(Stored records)
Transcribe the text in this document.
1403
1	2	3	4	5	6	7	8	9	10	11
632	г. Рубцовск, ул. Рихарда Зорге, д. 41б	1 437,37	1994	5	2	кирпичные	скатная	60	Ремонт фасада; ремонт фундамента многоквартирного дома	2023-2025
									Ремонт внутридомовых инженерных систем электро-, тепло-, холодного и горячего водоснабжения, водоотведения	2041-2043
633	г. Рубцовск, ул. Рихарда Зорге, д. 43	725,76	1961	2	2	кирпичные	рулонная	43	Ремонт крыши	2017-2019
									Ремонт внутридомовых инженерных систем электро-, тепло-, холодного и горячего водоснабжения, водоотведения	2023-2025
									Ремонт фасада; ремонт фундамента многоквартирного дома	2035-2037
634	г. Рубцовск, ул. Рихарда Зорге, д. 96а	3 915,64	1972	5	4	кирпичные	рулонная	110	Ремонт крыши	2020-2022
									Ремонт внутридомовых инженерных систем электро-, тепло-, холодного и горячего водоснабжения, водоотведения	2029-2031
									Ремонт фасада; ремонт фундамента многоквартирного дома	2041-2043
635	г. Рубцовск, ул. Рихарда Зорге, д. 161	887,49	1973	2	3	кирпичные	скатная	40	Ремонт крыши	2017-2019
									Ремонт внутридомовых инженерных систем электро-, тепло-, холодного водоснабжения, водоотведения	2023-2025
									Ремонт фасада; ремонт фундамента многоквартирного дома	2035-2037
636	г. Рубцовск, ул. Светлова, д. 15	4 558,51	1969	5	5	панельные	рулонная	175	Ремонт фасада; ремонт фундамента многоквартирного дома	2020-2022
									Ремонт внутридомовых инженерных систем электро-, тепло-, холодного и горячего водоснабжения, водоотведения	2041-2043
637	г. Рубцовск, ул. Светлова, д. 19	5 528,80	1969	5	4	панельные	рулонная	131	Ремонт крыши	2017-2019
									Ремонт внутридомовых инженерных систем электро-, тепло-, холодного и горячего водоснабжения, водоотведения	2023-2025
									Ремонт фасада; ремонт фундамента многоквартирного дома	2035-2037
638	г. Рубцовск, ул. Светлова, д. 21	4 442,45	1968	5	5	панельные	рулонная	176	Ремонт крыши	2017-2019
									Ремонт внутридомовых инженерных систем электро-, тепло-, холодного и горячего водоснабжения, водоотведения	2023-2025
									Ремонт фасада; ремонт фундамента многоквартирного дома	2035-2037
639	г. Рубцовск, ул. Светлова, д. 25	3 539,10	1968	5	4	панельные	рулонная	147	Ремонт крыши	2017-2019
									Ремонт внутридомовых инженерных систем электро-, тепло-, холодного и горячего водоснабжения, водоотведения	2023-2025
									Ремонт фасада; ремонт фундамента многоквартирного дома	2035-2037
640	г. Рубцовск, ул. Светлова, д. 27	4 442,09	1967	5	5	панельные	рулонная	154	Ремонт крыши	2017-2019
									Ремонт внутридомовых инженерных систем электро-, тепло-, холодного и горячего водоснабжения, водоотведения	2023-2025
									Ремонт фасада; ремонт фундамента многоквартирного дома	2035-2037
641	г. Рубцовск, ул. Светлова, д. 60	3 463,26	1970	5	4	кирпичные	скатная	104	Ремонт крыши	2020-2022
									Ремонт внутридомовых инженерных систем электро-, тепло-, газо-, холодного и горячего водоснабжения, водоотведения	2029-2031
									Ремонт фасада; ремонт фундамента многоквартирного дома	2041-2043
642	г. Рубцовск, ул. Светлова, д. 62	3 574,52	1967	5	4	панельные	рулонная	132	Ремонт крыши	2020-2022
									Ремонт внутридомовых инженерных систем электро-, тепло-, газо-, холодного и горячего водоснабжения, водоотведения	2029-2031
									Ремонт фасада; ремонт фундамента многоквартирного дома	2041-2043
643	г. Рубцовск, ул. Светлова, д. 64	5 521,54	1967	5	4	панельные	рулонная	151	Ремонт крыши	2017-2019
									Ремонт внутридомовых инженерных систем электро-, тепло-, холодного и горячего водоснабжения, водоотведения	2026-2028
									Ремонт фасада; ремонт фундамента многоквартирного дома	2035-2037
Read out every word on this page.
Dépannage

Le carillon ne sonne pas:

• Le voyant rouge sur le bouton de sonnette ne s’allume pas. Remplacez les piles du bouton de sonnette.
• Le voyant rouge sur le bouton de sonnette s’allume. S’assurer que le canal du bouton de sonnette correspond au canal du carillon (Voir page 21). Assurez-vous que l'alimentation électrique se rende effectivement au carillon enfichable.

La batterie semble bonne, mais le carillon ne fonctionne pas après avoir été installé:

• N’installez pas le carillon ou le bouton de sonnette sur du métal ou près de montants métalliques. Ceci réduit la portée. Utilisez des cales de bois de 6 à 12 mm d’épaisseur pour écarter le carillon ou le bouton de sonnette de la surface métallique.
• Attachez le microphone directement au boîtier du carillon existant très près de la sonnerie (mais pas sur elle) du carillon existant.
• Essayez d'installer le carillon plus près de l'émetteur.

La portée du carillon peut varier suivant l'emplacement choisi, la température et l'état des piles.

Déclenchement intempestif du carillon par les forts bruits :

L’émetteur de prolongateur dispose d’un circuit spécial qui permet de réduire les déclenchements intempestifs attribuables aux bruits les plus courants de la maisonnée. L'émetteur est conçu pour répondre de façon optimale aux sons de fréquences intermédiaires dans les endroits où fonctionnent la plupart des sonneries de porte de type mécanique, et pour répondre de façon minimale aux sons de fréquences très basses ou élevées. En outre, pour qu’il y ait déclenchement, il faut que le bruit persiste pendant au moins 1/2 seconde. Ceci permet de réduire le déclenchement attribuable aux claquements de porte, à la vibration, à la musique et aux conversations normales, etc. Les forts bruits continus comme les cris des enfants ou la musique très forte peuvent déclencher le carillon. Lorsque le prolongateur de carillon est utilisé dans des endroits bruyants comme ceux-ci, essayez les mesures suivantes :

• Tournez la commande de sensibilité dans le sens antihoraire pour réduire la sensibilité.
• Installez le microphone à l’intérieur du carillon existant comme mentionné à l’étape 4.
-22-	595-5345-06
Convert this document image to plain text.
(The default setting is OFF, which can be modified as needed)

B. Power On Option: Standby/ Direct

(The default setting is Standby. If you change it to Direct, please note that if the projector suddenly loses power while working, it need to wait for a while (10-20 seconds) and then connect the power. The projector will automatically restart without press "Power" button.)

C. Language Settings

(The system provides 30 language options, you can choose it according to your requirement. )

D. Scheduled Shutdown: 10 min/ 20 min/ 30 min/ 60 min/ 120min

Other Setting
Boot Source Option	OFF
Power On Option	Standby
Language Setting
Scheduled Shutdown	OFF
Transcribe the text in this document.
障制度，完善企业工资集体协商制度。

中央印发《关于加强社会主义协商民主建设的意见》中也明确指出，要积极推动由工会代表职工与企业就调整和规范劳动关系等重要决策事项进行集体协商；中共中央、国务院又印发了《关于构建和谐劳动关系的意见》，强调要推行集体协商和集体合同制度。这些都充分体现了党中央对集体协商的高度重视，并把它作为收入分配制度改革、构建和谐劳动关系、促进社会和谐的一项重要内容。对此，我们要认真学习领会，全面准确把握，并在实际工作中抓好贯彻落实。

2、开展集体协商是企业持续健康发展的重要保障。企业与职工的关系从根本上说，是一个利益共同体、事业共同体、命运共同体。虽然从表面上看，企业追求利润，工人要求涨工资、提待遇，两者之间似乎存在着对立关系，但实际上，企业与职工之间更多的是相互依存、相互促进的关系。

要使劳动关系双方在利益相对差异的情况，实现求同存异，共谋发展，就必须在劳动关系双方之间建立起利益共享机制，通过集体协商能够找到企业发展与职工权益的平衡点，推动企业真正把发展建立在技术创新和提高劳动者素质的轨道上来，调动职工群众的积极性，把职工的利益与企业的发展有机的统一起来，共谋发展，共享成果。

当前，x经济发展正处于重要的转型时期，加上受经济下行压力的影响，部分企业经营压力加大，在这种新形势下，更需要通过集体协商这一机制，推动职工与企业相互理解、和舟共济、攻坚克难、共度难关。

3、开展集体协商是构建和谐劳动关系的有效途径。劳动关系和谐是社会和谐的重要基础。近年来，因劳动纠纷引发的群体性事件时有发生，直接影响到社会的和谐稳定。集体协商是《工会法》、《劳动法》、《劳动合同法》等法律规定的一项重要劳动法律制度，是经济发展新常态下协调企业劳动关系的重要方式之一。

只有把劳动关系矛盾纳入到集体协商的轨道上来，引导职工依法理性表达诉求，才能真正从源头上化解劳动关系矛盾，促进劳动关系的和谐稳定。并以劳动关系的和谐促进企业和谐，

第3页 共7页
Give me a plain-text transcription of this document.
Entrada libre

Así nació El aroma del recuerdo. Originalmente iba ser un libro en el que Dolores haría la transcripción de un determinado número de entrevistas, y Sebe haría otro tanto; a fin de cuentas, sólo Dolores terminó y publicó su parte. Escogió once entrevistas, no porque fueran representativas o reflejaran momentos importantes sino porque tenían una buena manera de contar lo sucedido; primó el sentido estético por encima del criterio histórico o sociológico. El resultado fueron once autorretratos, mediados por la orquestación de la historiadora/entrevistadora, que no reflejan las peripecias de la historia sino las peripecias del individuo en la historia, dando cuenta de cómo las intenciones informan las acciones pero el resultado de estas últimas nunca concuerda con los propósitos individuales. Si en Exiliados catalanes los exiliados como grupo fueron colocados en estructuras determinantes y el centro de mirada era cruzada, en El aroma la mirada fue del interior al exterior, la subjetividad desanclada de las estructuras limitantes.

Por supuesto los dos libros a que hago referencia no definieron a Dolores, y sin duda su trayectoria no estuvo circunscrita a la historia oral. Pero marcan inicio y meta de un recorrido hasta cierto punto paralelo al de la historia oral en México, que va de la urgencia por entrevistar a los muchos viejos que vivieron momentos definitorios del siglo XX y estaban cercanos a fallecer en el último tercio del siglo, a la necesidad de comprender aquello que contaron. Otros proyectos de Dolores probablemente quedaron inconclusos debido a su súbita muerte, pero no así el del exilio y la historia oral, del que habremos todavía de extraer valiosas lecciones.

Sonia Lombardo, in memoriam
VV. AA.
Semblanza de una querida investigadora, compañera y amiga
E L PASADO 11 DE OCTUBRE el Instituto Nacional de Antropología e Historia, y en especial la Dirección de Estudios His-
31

__TASK DESCRIPTION__. Select the lines that carry the string "Power" and copy them.

__WRITTEN SOLUTION__.
B. Power On Option: Standby/ Direct
(The default setting is Standby. If you change it to Direct, please note that if the projector suddenly loses power while working, it need to wait for a while (10-20 seconds) and then connect the power. The projector will automatically restart without press "Power" button.)
Power On Option	Standby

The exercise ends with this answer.